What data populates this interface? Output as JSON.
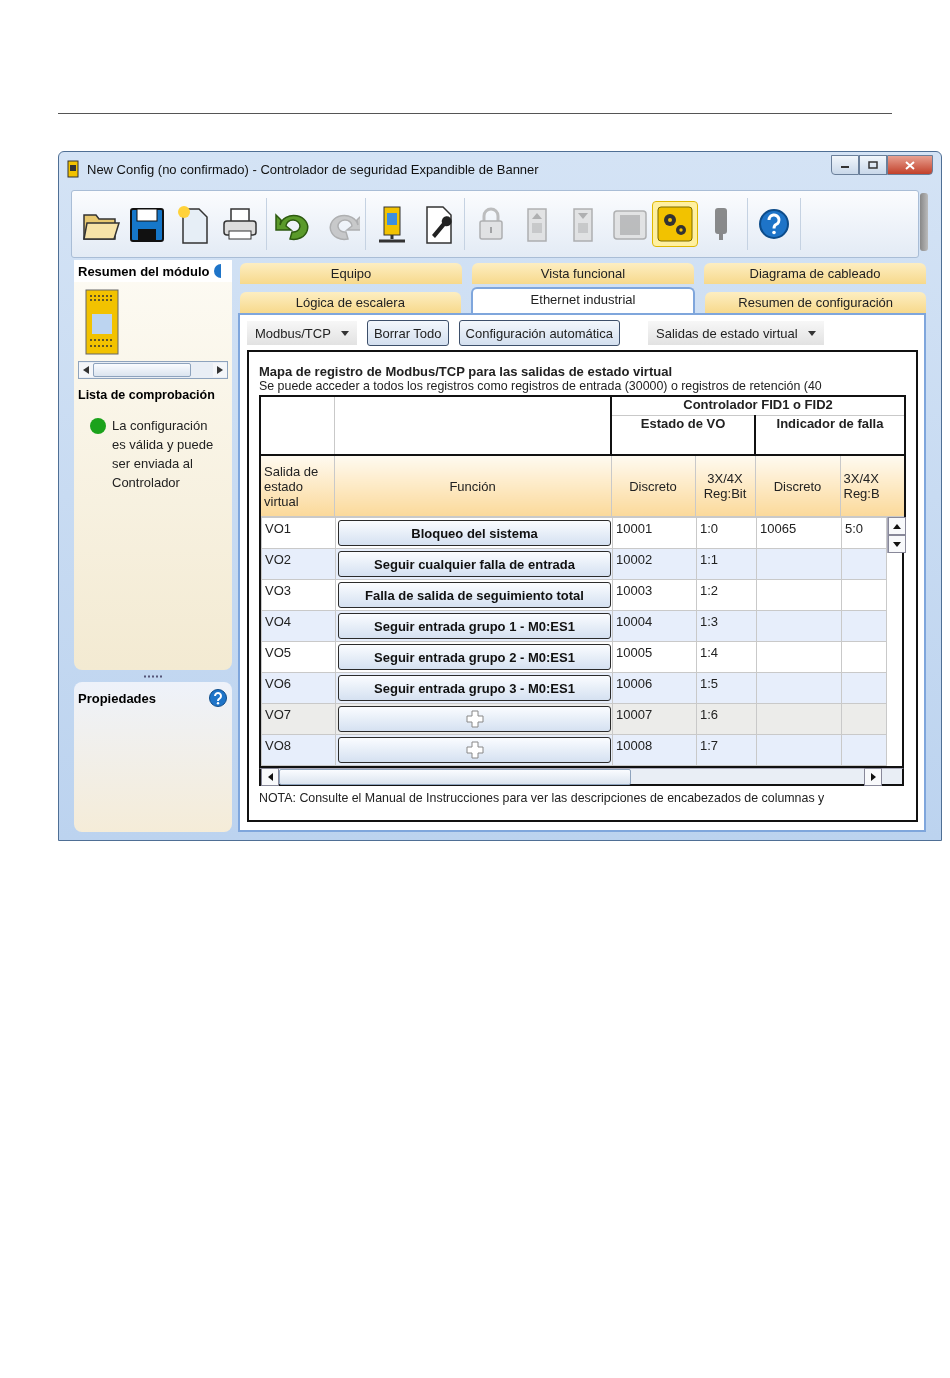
{
  "window": {
    "title": "New Config (no confirmado) - Controlador de seguridad Expandible de Banner"
  },
  "toolbar": {
    "groups": [
      {
        "buttons": [
          {
            "kind": "open",
            "disabled": false,
            "active": false
          },
          {
            "kind": "save",
            "disabled": false,
            "active": false
          },
          {
            "kind": "new",
            "disabled": false,
            "active": false
          },
          {
            "kind": "print",
            "disabled": false,
            "active": false
          }
        ]
      },
      {
        "buttons": [
          {
            "kind": "undo",
            "disabled": false,
            "active": false
          },
          {
            "kind": "redo",
            "disabled": true,
            "active": false
          }
        ]
      },
      {
        "buttons": [
          {
            "kind": "device",
            "disabled": false,
            "active": false
          },
          {
            "kind": "doc-wrench",
            "disabled": false,
            "active": false
          }
        ]
      },
      {
        "buttons": [
          {
            "kind": "lock",
            "disabled": true,
            "active": false
          },
          {
            "kind": "upload",
            "disabled": true,
            "active": false
          },
          {
            "kind": "download",
            "disabled": true,
            "active": false
          },
          {
            "kind": "chip",
            "disabled": true,
            "active": false
          },
          {
            "kind": "gears",
            "disabled": false,
            "active": true
          },
          {
            "kind": "usb",
            "disabled": true,
            "active": false
          }
        ]
      },
      {
        "buttons": [
          {
            "kind": "help",
            "disabled": false,
            "active": false
          }
        ]
      }
    ]
  },
  "module_summary": {
    "title": "Resumen del módulo"
  },
  "checklist": {
    "title": "Lista de comprobación",
    "items": [
      {
        "color": "#1ba21b",
        "text": "La configuración es válida y puede ser enviada al Controlador"
      }
    ]
  },
  "properties": {
    "title": "Propiedades"
  },
  "tab_rows": [
    {
      "tabs": [
        {
          "label": "Equipo",
          "selected": false
        },
        {
          "label": "Vista funcional",
          "selected": false
        },
        {
          "label": "Diagrama de cableado",
          "selected": false
        }
      ]
    },
    {
      "tabs": [
        {
          "label": "Lógica de escalera",
          "selected": false
        },
        {
          "label": "Ethernet industrial",
          "selected": true
        },
        {
          "label": "Resumen de configuración",
          "selected": false
        }
      ]
    }
  ],
  "ethernet": {
    "protocol": "Modbus/TCP",
    "buttons": [
      "Borrar Todo",
      "Configuración automática"
    ],
    "view": "Salidas de estado virtual",
    "map": {
      "title": "Mapa de registro de Modbus/TCP para las salidas de estado virtual",
      "subtitle": "Se puede acceder a todos los registros como registros de entrada (30000) o registros de retención (40",
      "group": "Controlador FID1 o FID2",
      "subgroups": [
        "Estado de VO",
        "Indicador de falla"
      ],
      "columns": [
        "Salida de estado virtual",
        "Función",
        "Discreto",
        "3X/4X Reg:Bit",
        "Discreto",
        "3X/4X Reg:B"
      ],
      "rows": [
        {
          "output": "VO1",
          "kind": "function",
          "function": "Bloqueo del sistema",
          "discrete": "10001",
          "reg_bit": "1:0",
          "fault_discrete": "10065",
          "fault_reg_bit": "5:0",
          "selected": false
        },
        {
          "output": "VO2",
          "kind": "function",
          "function": "Seguir cualquier falla de entrada",
          "discrete": "10002",
          "reg_bit": "1:1",
          "selected": false
        },
        {
          "output": "VO3",
          "kind": "function",
          "function": "Falla de salida de seguimiento total",
          "discrete": "10003",
          "reg_bit": "1:2",
          "selected": false
        },
        {
          "output": "VO4",
          "kind": "function",
          "function": "Seguir entrada grupo 1 - M0:ES1",
          "discrete": "10004",
          "reg_bit": "1:3",
          "selected": false
        },
        {
          "output": "VO5",
          "kind": "function",
          "function": "Seguir entrada grupo 2 - M0:ES1",
          "discrete": "10005",
          "reg_bit": "1:4",
          "selected": false
        },
        {
          "output": "VO6",
          "kind": "function",
          "function": "Seguir entrada grupo 3 - M0:ES1",
          "discrete": "10006",
          "reg_bit": "1:5",
          "selected": false
        },
        {
          "output": "VO7",
          "kind": "empty",
          "discrete": "10007",
          "reg_bit": "1:6",
          "selected": true
        },
        {
          "output": "VO8",
          "kind": "empty",
          "discrete": "10008",
          "reg_bit": "1:7",
          "selected": false
        }
      ],
      "note": "NOTA: Consulte el Manual de Instrucciones para ver las descripciones de encabezados de columnas y"
    }
  }
}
-=-=-=-=-
Return the records exactly. Don't carry the pictures over.

The result:
What data populates this interface? Output as JSON.
{
  "window": {
    "title": "New Config (no confirmado) - Controlador de seguridad Expandible de Banner"
  },
  "toolbar": {
    "groups": [
      {
        "buttons": [
          {
            "kind": "open",
            "disabled": false,
            "active": false
          },
          {
            "kind": "save",
            "disabled": false,
            "active": false
          },
          {
            "kind": "new",
            "disabled": false,
            "active": false
          },
          {
            "kind": "print",
            "disabled": false,
            "active": false
          }
        ]
      },
      {
        "buttons": [
          {
            "kind": "undo",
            "disabled": false,
            "active": false
          },
          {
            "kind": "redo",
            "disabled": true,
            "active": false
          }
        ]
      },
      {
        "buttons": [
          {
            "kind": "device",
            "disabled": false,
            "active": false
          },
          {
            "kind": "doc-wrench",
            "disabled": false,
            "active": false
          }
        ]
      },
      {
        "buttons": [
          {
            "kind": "lock",
            "disabled": true,
            "active": false
          },
          {
            "kind": "upload",
            "disabled": true,
            "active": false
          },
          {
            "kind": "download",
            "disabled": true,
            "active": false
          },
          {
            "kind": "chip",
            "disabled": true,
            "active": false
          },
          {
            "kind": "gears",
            "disabled": false,
            "active": true
          },
          {
            "kind": "usb",
            "disabled": true,
            "active": false
          }
        ]
      },
      {
        "buttons": [
          {
            "kind": "help",
            "disabled": false,
            "active": false
          }
        ]
      }
    ]
  },
  "module_summary": {
    "title": "Resumen del módulo"
  },
  "checklist": {
    "title": "Lista de comprobación",
    "items": [
      {
        "color": "#1ba21b",
        "text": "La configuración es válida y puede ser enviada al Controlador"
      }
    ]
  },
  "properties": {
    "title": "Propiedades"
  },
  "tab_rows": [
    {
      "tabs": [
        {
          "label": "Equipo",
          "selected": false
        },
        {
          "label": "Vista funcional",
          "selected": false
        },
        {
          "label": "Diagrama de cableado",
          "selected": false
        }
      ]
    },
    {
      "tabs": [
        {
          "label": "Lógica de escalera",
          "selected": false
        },
        {
          "label": "Ethernet industrial",
          "selected": true
        },
        {
          "label": "Resumen de configuración",
          "selected": false
        }
      ]
    }
  ],
  "ethernet": {
    "protocol": "Modbus/TCP",
    "buttons": [
      "Borrar Todo",
      "Configuración automática"
    ],
    "view": "Salidas de estado virtual",
    "map": {
      "title": "Mapa de registro de Modbus/TCP para las salidas de estado virtual",
      "subtitle": "Se puede acceder a todos los registros como registros de entrada (30000) o registros de retención (40",
      "group": "Controlador FID1 o FID2",
      "subgroups": [
        "Estado de VO",
        "Indicador de falla"
      ],
      "columns": [
        "Salida de estado virtual",
        "Función",
        "Discreto",
        "3X/4X Reg:Bit",
        "Discreto",
        "3X/4X Reg:B"
      ],
      "rows": [
        {
          "output": "VO1",
          "kind": "function",
          "function": "Bloqueo del sistema",
          "discrete": "10001",
          "reg_bit": "1:0",
          "fault_discrete": "10065",
          "fault_reg_bit": "5:0",
          "selected": false
        },
        {
          "output": "VO2",
          "kind": "function",
          "function": "Seguir cualquier falla de entrada",
          "discrete": "10002",
          "reg_bit": "1:1",
          "selected": false
        },
        {
          "output": "VO3",
          "kind": "function",
          "function": "Falla de salida de seguimiento total",
          "discrete": "10003",
          "reg_bit": "1:2",
          "selected": false
        },
        {
          "output": "VO4",
          "kind": "function",
          "function": "Seguir entrada grupo 1 - M0:ES1",
          "discrete": "10004",
          "reg_bit": "1:3",
          "selected": false
        },
        {
          "output": "VO5",
          "kind": "function",
          "function": "Seguir entrada grupo 2 - M0:ES1",
          "discrete": "10005",
          "reg_bit": "1:4",
          "selected": false
        },
        {
          "output": "VO6",
          "kind": "function",
          "function": "Seguir entrada grupo 3 - M0:ES1",
          "discrete": "10006",
          "reg_bit": "1:5",
          "selected": false
        },
        {
          "output": "VO7",
          "kind": "empty",
          "discrete": "10007",
          "reg_bit": "1:6",
          "selected": true
        },
        {
          "output": "VO8",
          "kind": "empty",
          "discrete": "10008",
          "reg_bit": "1:7",
          "selected": false
        }
      ],
      "note": "NOTA: Consulte el Manual de Instrucciones para ver las descripciones de encabezados de columnas y"
    }
  }
}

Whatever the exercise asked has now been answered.